> [Task brief]: Set out every line of the items below as a numbered list, leaving out any blank lines.

> [Exercise data]:
※

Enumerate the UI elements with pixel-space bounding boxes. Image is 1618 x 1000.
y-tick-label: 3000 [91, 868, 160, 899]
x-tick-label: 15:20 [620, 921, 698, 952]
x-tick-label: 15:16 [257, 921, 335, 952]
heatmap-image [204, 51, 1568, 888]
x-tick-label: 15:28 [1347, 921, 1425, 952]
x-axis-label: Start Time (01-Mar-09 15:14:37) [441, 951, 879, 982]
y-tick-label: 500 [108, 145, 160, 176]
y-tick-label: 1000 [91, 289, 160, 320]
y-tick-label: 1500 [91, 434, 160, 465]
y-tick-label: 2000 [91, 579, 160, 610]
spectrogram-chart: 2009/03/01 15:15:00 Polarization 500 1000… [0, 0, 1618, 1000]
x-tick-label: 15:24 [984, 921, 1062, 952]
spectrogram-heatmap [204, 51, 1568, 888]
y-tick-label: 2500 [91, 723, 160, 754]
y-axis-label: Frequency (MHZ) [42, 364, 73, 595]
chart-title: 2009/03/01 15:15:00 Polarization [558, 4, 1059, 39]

※

> [Finished task]:
1. Enumerate the UI elements with pixel-space bounding boxes. Image is 1618 x 1000.
2. y-tick-label: 3000 [91, 868, 160, 899]
3. x-tick-label: 15:20 [620, 921, 698, 952]
4. x-tick-label: 15:16 [257, 921, 335, 952]
5. heatmap-image [204, 51, 1568, 888]
6. x-tick-label: 15:28 [1347, 921, 1425, 952]
7. x-axis-label: Start Time (01-Mar-09 15:14:37) [441, 951, 879, 982]
8. y-tick-label: 500 [108, 145, 160, 176]
9. y-tick-label: 1000 [91, 289, 160, 320]
10. y-tick-label: 1500 [91, 434, 160, 465]
11. y-tick-label: 2000 [91, 579, 160, 610]
12. spectrogram-chart: 2009/03/01 15:15:00 Polarization 500 1000… [0, 0, 1618, 1000]
13. x-tick-label: 15:24 [984, 921, 1062, 952]
14. spectrogram-heatmap [204, 51, 1568, 888]
15. y-tick-label: 2500 [91, 723, 160, 754]
16. y-axis-label: Frequency (MHZ) [42, 364, 73, 595]
17. chart-title: 2009/03/01 15:15:00 Polarization [558, 4, 1059, 39]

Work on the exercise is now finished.